**Task description**
Return the entries below verbatim. Pictures stay out.

**Records for the task**

◇ ◇ ◇ ◇ ◇

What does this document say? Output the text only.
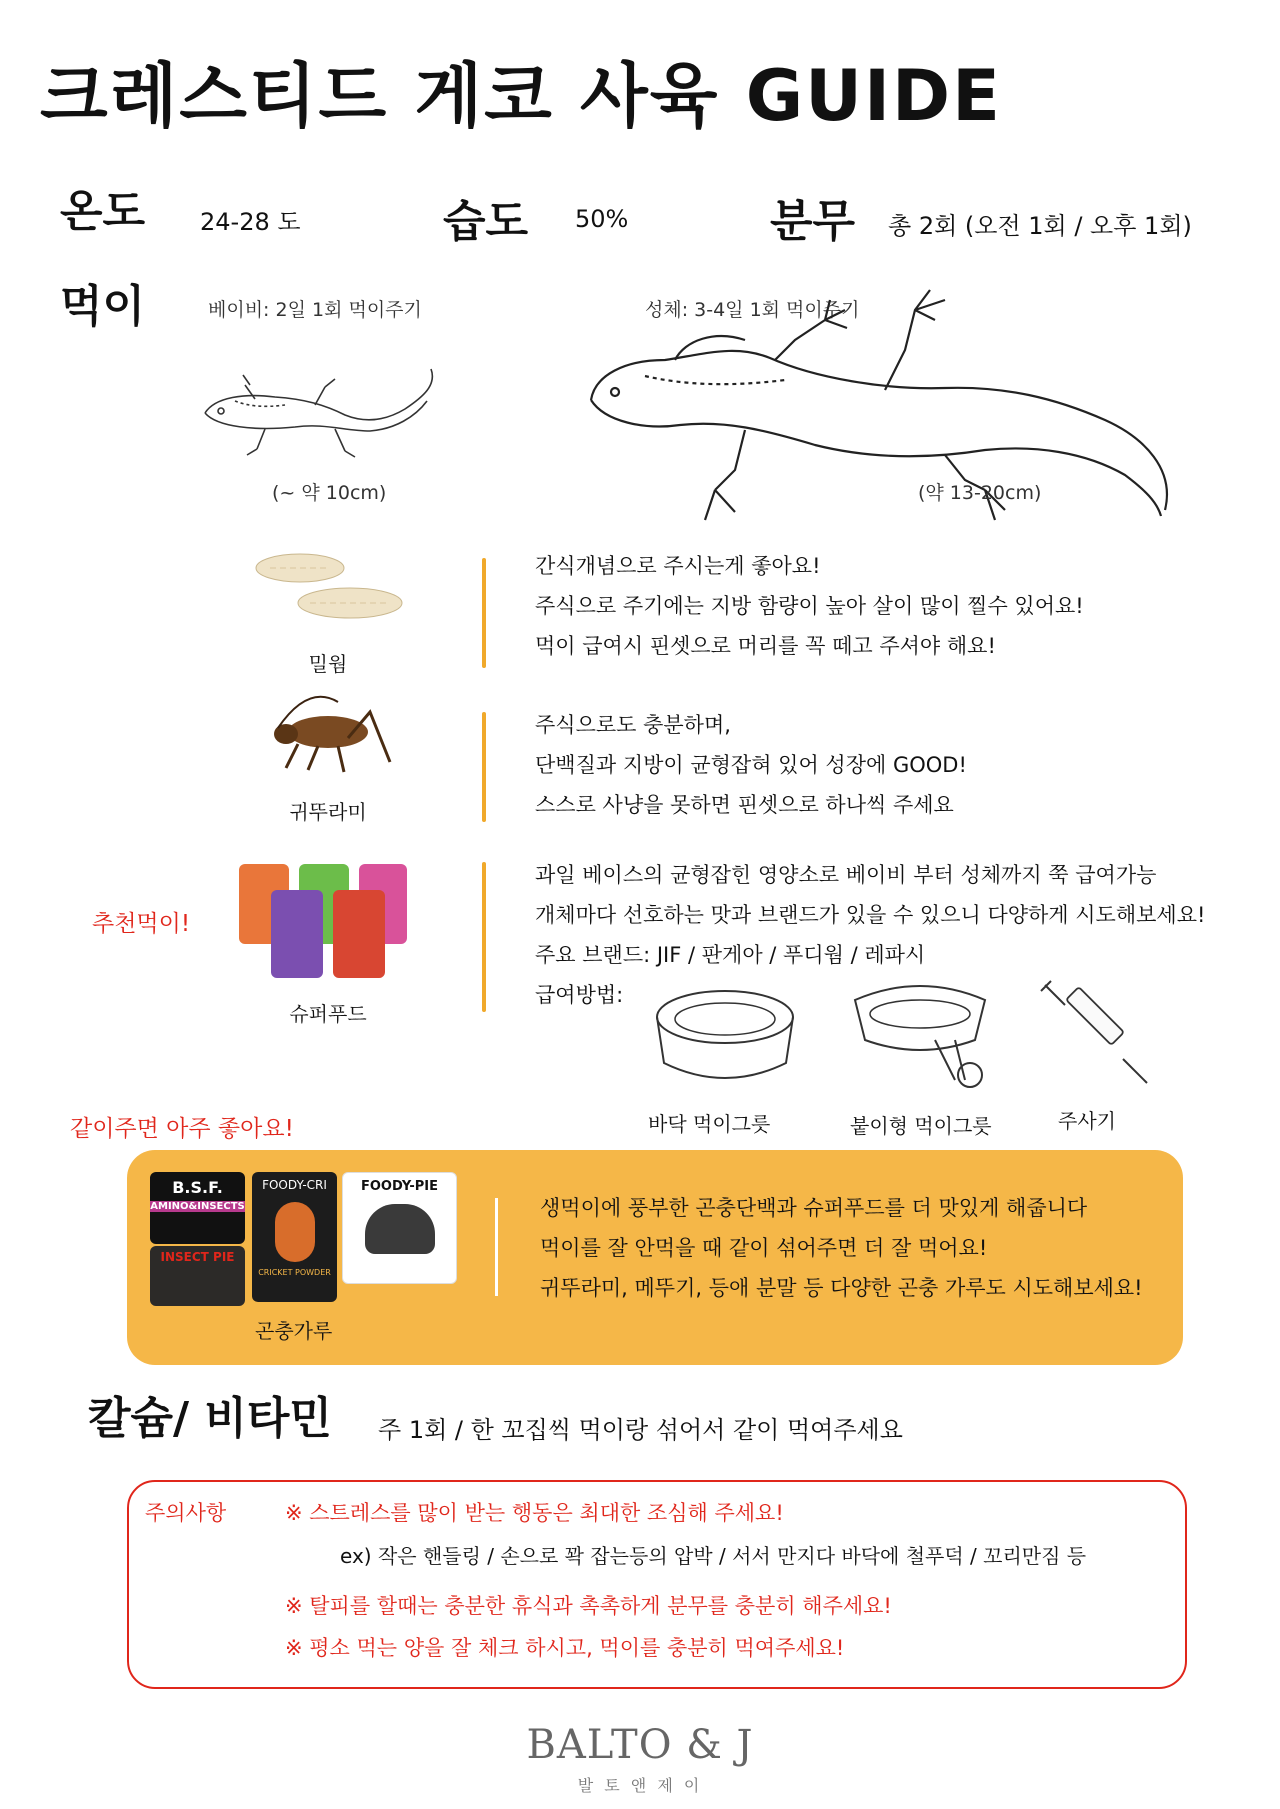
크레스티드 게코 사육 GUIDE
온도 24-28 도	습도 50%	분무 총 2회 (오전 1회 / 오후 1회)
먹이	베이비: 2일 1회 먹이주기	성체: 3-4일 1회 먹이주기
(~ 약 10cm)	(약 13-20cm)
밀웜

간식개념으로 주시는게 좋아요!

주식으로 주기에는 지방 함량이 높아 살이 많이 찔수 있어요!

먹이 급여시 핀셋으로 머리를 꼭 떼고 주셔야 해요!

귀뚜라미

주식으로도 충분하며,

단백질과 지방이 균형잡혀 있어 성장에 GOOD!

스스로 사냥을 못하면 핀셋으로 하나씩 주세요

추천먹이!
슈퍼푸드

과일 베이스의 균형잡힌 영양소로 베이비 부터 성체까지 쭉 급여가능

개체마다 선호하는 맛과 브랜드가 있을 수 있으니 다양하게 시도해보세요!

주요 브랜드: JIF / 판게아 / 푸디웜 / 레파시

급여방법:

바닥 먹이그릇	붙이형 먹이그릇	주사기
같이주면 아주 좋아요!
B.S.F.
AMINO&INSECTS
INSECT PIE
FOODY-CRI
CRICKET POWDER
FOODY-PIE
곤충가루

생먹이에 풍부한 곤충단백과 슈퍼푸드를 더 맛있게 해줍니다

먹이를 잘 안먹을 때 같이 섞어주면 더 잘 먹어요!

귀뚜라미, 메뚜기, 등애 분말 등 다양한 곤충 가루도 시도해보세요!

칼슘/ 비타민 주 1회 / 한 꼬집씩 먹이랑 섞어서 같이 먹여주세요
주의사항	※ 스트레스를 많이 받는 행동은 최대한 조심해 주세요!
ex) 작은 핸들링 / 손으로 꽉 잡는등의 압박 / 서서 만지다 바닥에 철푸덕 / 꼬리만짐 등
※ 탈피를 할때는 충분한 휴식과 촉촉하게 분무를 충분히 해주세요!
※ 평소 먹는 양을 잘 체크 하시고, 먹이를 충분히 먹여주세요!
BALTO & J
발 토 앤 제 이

◇ ◇ ◇ ◇ ◇

**Response to the task**
What does this document say? Output the text only.
크레스티드 게코 사육 GUIDE
온도 24-28 도	습도 50%	분무 총 2회 (오전 1회 / 오후 1회)
먹이	베이비: 2일 1회 먹이주기	성체: 3-4일 1회 먹이주기
(~ 약 10cm)	(약 13-20cm)
밀웜

간식개념으로 주시는게 좋아요!

주식으로 주기에는 지방 함량이 높아 살이 많이 찔수 있어요!

먹이 급여시 핀셋으로 머리를 꼭 떼고 주셔야 해요!

귀뚜라미

주식으로도 충분하며,

단백질과 지방이 균형잡혀 있어 성장에 GOOD!

스스로 사냥을 못하면 핀셋으로 하나씩 주세요

추천먹이!
슈퍼푸드

과일 베이스의 균형잡힌 영양소로 베이비 부터 성체까지 쭉 급여가능

개체마다 선호하는 맛과 브랜드가 있을 수 있으니 다양하게 시도해보세요!

주요 브랜드: JIF / 판게아 / 푸디웜 / 레파시

급여방법:

바닥 먹이그릇	붙이형 먹이그릇	주사기
같이주면 아주 좋아요!
B.S.F.
AMINO&INSECTS
INSECT PIE
FOODY-CRI
CRICKET POWDER
FOODY-PIE
곤충가루

생먹이에 풍부한 곤충단백과 슈퍼푸드를 더 맛있게 해줍니다

먹이를 잘 안먹을 때 같이 섞어주면 더 잘 먹어요!

귀뚜라미, 메뚜기, 등애 분말 등 다양한 곤충 가루도 시도해보세요!

칼슘/ 비타민 주 1회 / 한 꼬집씩 먹이랑 섞어서 같이 먹여주세요
주의사항	※ 스트레스를 많이 받는 행동은 최대한 조심해 주세요!
ex) 작은 핸들링 / 손으로 꽉 잡는등의 압박 / 서서 만지다 바닥에 철푸덕 / 꼬리만짐 등
※ 탈피를 할때는 충분한 휴식과 촉촉하게 분무를 충분히 해주세요!
※ 평소 먹는 양을 잘 체크 하시고, 먹이를 충분히 먹여주세요!
BALTO & J
발 토 앤 제 이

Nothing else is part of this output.